• WRITTEN EXERCISE:
Transcribe the records in full, keeping every character as it is.

· · · ·

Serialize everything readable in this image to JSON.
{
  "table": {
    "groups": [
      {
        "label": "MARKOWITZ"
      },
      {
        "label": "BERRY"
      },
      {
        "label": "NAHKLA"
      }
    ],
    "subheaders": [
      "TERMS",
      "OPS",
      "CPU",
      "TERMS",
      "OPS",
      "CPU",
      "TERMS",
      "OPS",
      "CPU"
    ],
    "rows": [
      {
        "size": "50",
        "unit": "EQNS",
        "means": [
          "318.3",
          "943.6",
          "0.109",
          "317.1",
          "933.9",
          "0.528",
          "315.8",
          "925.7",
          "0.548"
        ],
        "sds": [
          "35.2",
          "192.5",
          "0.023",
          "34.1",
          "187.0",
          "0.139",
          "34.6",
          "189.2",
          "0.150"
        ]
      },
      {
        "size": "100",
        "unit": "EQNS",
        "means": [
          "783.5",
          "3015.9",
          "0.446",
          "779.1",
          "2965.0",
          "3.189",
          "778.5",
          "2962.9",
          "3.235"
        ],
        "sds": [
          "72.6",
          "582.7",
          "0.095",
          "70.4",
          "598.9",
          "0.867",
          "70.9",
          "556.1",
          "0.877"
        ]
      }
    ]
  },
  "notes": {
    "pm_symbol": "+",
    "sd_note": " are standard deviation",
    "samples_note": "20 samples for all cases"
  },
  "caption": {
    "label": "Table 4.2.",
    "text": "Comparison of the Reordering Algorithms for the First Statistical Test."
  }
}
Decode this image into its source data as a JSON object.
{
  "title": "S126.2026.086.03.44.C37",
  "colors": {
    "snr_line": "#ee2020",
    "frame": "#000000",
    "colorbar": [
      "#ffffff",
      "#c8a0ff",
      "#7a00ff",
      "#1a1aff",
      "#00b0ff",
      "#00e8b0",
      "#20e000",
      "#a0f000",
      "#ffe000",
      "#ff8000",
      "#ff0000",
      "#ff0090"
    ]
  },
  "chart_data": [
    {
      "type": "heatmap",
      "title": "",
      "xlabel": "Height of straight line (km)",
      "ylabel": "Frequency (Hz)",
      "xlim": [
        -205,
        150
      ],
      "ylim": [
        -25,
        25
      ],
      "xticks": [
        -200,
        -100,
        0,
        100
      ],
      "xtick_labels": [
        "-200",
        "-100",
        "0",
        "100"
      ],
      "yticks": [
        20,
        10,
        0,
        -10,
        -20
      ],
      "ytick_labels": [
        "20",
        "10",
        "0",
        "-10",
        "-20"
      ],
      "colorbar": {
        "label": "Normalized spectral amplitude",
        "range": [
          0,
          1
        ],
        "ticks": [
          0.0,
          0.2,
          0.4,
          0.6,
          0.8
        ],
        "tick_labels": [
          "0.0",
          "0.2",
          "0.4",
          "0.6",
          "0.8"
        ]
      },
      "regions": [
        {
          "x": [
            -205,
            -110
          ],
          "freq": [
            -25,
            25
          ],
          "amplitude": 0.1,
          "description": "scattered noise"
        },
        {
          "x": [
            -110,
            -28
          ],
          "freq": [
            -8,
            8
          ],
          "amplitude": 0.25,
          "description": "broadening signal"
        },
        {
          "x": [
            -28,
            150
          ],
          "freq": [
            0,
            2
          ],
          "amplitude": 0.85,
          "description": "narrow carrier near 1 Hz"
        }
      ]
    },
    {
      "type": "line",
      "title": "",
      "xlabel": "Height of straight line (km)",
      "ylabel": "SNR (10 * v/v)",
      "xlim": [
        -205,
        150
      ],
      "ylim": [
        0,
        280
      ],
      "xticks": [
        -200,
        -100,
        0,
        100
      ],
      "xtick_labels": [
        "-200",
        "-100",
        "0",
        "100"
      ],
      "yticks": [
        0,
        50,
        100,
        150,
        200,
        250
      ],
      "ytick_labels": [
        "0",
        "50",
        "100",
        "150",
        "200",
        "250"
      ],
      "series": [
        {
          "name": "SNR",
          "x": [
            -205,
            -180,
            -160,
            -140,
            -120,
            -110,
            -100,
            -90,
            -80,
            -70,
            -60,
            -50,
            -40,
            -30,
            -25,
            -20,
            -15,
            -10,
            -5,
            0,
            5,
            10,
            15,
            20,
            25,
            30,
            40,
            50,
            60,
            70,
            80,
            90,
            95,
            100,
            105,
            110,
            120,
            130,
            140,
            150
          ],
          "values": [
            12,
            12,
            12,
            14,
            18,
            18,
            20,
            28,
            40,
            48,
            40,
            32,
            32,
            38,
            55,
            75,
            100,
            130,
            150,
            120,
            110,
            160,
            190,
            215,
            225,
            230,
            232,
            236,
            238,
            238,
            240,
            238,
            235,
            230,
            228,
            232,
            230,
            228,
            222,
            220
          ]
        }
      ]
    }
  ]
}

· · · ·

• EXERCISE OUTPUT:
Serialize everything readable in this image to JSON.
{
  "table": {
    "groups": [
      {
        "label": "MARKOWITZ"
      },
      {
        "label": "BERRY"
      },
      {
        "label": "NAHKLA"
      }
    ],
    "subheaders": [
      "TERMS",
      "OPS",
      "CPU",
      "TERMS",
      "OPS",
      "CPU",
      "TERMS",
      "OPS",
      "CPU"
    ],
    "rows": [
      {
        "size": "50",
        "unit": "EQNS",
        "means": [
          "318.3",
          "943.6",
          "0.109",
          "317.1",
          "933.9",
          "0.528",
          "315.8",
          "925.7",
          "0.548"
        ],
        "sds": [
          "35.2",
          "192.5",
          "0.023",
          "34.1",
          "187.0",
          "0.139",
          "34.6",
          "189.2",
          "0.150"
        ]
      },
      {
        "size": "100",
        "unit": "EQNS",
        "means": [
          "783.5",
          "3015.9",
          "0.446",
          "779.1",
          "2965.0",
          "3.189",
          "778.5",
          "2962.9",
          "3.235"
        ],
        "sds": [
          "72.6",
          "582.7",
          "0.095",
          "70.4",
          "598.9",
          "0.867",
          "70.9",
          "556.1",
          "0.877"
        ]
      }
    ]
  },
  "notes": {
    "pm_symbol": "+",
    "sd_note": " are standard deviation",
    "samples_note": "20 samples for all cases"
  },
  "caption": {
    "label": "Table 4.2.",
    "text": "Comparison of the Reordering Algorithms for the First Statistical Test."
  }
}
Decode this image into its source data as a JSON object.
{
  "title": "S126.2026.086.03.44.C37",
  "colors": {
    "snr_line": "#ee2020",
    "frame": "#000000",
    "colorbar": [
      "#ffffff",
      "#c8a0ff",
      "#7a00ff",
      "#1a1aff",
      "#00b0ff",
      "#00e8b0",
      "#20e000",
      "#a0f000",
      "#ffe000",
      "#ff8000",
      "#ff0000",
      "#ff0090"
    ]
  },
  "chart_data": [
    {
      "type": "heatmap",
      "title": "",
      "xlabel": "Height of straight line (km)",
      "ylabel": "Frequency (Hz)",
      "xlim": [
        -205,
        150
      ],
      "ylim": [
        -25,
        25
      ],
      "xticks": [
        -200,
        -100,
        0,
        100
      ],
      "xtick_labels": [
        "-200",
        "-100",
        "0",
        "100"
      ],
      "yticks": [
        20,
        10,
        0,
        -10,
        -20
      ],
      "ytick_labels": [
        "20",
        "10",
        "0",
        "-10",
        "-20"
      ],
      "colorbar": {
        "label": "Normalized spectral amplitude",
        "range": [
          0,
          1
        ],
        "ticks": [
          0.0,
          0.2,
          0.4,
          0.6,
          0.8
        ],
        "tick_labels": [
          "0.0",
          "0.2",
          "0.4",
          "0.6",
          "0.8"
        ]
      },
      "regions": [
        {
          "x": [
            -205,
            -110
          ],
          "freq": [
            -25,
            25
          ],
          "amplitude": 0.1,
          "description": "scattered noise"
        },
        {
          "x": [
            -110,
            -28
          ],
          "freq": [
            -8,
            8
          ],
          "amplitude": 0.25,
          "description": "broadening signal"
        },
        {
          "x": [
            -28,
            150
          ],
          "freq": [
            0,
            2
          ],
          "amplitude": 0.85,
          "description": "narrow carrier near 1 Hz"
        }
      ]
    },
    {
      "type": "line",
      "title": "",
      "xlabel": "Height of straight line (km)",
      "ylabel": "SNR (10 * v/v)",
      "xlim": [
        -205,
        150
      ],
      "ylim": [
        0,
        280
      ],
      "xticks": [
        -200,
        -100,
        0,
        100
      ],
      "xtick_labels": [
        "-200",
        "-100",
        "0",
        "100"
      ],
      "yticks": [
        0,
        50,
        100,
        150,
        200,
        250
      ],
      "ytick_labels": [
        "0",
        "50",
        "100",
        "150",
        "200",
        "250"
      ],
      "series": [
        {
          "name": "SNR",
          "x": [
            -205,
            -180,
            -160,
            -140,
            -120,
            -110,
            -100,
            -90,
            -80,
            -70,
            -60,
            -50,
            -40,
            -30,
            -25,
            -20,
            -15,
            -10,
            -5,
            0,
            5,
            10,
            15,
            20,
            25,
            30,
            40,
            50,
            60,
            70,
            80,
            90,
            95,
            100,
            105,
            110,
            120,
            130,
            140,
            150
          ],
          "values": [
            12,
            12,
            12,
            14,
            18,
            18,
            20,
            28,
            40,
            48,
            40,
            32,
            32,
            38,
            55,
            75,
            100,
            130,
            150,
            120,
            110,
            160,
            190,
            215,
            225,
            230,
            232,
            236,
            238,
            238,
            240,
            238,
            235,
            230,
            228,
            232,
            230,
            228,
            222,
            220
          ]
        }
      ]
    }
  ]
}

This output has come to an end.